-- Start of Material provided --
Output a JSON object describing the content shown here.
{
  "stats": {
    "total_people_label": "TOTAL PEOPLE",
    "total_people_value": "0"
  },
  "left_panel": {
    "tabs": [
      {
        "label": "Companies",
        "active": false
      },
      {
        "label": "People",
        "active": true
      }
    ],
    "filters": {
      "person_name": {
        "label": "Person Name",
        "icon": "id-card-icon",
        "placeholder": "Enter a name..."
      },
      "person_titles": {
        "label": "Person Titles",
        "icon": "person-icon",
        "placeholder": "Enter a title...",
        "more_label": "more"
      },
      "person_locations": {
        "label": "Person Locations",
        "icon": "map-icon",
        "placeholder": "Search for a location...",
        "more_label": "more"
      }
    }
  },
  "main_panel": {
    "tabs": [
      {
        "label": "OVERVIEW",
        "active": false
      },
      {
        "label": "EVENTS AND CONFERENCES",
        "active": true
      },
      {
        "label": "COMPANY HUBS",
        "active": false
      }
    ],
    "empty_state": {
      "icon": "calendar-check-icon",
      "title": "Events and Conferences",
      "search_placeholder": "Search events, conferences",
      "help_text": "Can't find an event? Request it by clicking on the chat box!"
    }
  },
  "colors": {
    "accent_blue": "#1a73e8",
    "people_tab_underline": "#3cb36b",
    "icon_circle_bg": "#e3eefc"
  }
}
-- End of Material provided --
Exercise instructions:
Copy out all the entries shown above, character for character.

The result:
Output a JSON object describing the content shown here.
{
  "stats": {
    "total_people_label": "TOTAL PEOPLE",
    "total_people_value": "0"
  },
  "left_panel": {
    "tabs": [
      {
        "label": "Companies",
        "active": false
      },
      {
        "label": "People",
        "active": true
      }
    ],
    "filters": {
      "person_name": {
        "label": "Person Name",
        "icon": "id-card-icon",
        "placeholder": "Enter a name..."
      },
      "person_titles": {
        "label": "Person Titles",
        "icon": "person-icon",
        "placeholder": "Enter a title...",
        "more_label": "more"
      },
      "person_locations": {
        "label": "Person Locations",
        "icon": "map-icon",
        "placeholder": "Search for a location...",
        "more_label": "more"
      }
    }
  },
  "main_panel": {
    "tabs": [
      {
        "label": "OVERVIEW",
        "active": false
      },
      {
        "label": "EVENTS AND CONFERENCES",
        "active": true
      },
      {
        "label": "COMPANY HUBS",
        "active": false
      }
    ],
    "empty_state": {
      "icon": "calendar-check-icon",
      "title": "Events and Conferences",
      "search_placeholder": "Search events, conferences",
      "help_text": "Can't find an event? Request it by clicking on the chat box!"
    }
  },
  "colors": {
    "accent_blue": "#1a73e8",
    "people_tab_underline": "#3cb36b",
    "icon_circle_bg": "#e3eefc"
  }
}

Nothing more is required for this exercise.